======== Input records ========

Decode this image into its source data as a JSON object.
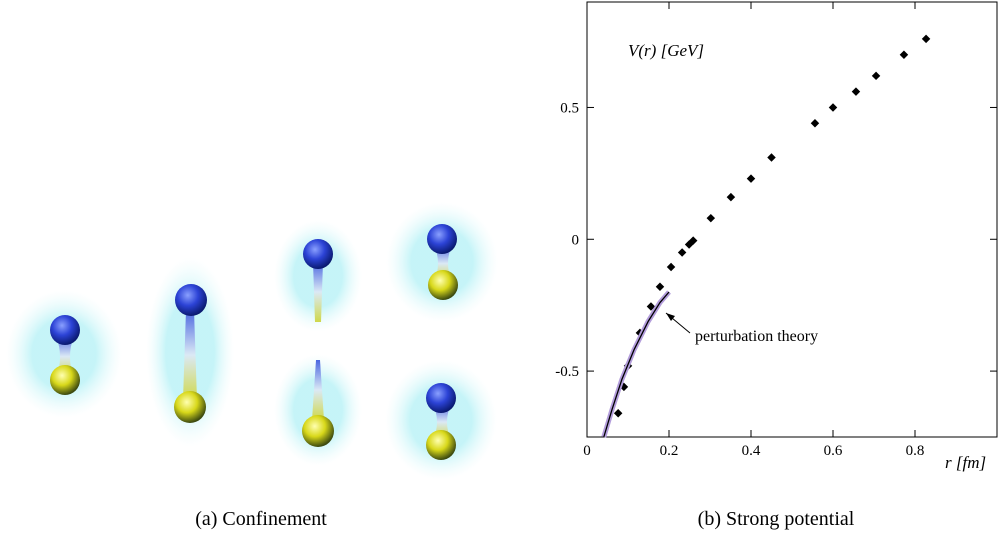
{
  "chart_data": {
    "type": "scatter",
    "y_label": "V(r) [GeV]",
    "x_label": "r [fm]",
    "xlim": [
      0,
      1.0
    ],
    "ylim": [
      -0.75,
      0.9
    ],
    "xticks": [
      0,
      0.2,
      0.4,
      0.6,
      0.8
    ],
    "yticks": [
      -0.5,
      0,
      0.5
    ],
    "grid": false,
    "series": [
      {
        "color": "#000000",
        "x": [
          0.076,
          0.09,
          0.1,
          0.129,
          0.156,
          0.178,
          0.205,
          0.232,
          0.249,
          0.259,
          0.302,
          0.351,
          0.4,
          0.45,
          0.556,
          0.6,
          0.656,
          0.705,
          0.773,
          0.827
        ],
        "y": [
          -0.66,
          -0.56,
          -0.48,
          -0.355,
          -0.255,
          -0.18,
          -0.105,
          -0.05,
          -0.02,
          -0.005,
          0.08,
          0.16,
          0.23,
          0.31,
          0.44,
          0.5,
          0.56,
          0.62,
          0.7,
          0.76
        ]
      },
      {
        "name": "perturbation theory",
        "color": "#000000",
        "band_color": "#b39ddb",
        "x": [
          0.041,
          0.061,
          0.085,
          0.115,
          0.149,
          0.178,
          0.2
        ],
        "y": [
          -0.75,
          -0.646,
          -0.532,
          -0.418,
          -0.312,
          -0.24,
          -0.2
        ]
      }
    ]
  },
  "figure": {
    "caption_a": "(a) Confinement",
    "caption_b": "(b) Strong potential"
  }
}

========

• _Your task_:
Your copy should repeat each entry above exactly but contain no pictures.

• _Task answer_:
Decode this image into its source data as a JSON object.
{
  "chart_data": {
    "type": "scatter",
    "y_label": "V(r) [GeV]",
    "x_label": "r [fm]",
    "xlim": [
      0,
      1.0
    ],
    "ylim": [
      -0.75,
      0.9
    ],
    "xticks": [
      0,
      0.2,
      0.4,
      0.6,
      0.8
    ],
    "yticks": [
      -0.5,
      0,
      0.5
    ],
    "grid": false,
    "series": [
      {
        "color": "#000000",
        "x": [
          0.076,
          0.09,
          0.1,
          0.129,
          0.156,
          0.178,
          0.205,
          0.232,
          0.249,
          0.259,
          0.302,
          0.351,
          0.4,
          0.45,
          0.556,
          0.6,
          0.656,
          0.705,
          0.773,
          0.827
        ],
        "y": [
          -0.66,
          -0.56,
          -0.48,
          -0.355,
          -0.255,
          -0.18,
          -0.105,
          -0.05,
          -0.02,
          -0.005,
          0.08,
          0.16,
          0.23,
          0.31,
          0.44,
          0.5,
          0.56,
          0.62,
          0.7,
          0.76
        ]
      },
      {
        "name": "perturbation theory",
        "color": "#000000",
        "band_color": "#b39ddb",
        "x": [
          0.041,
          0.061,
          0.085,
          0.115,
          0.149,
          0.178,
          0.2
        ],
        "y": [
          -0.75,
          -0.646,
          -0.532,
          -0.418,
          -0.312,
          -0.24,
          -0.2
        ]
      }
    ]
  },
  "figure": {
    "caption_a": "(a) Confinement",
    "caption_b": "(b) Strong potential"
  }
}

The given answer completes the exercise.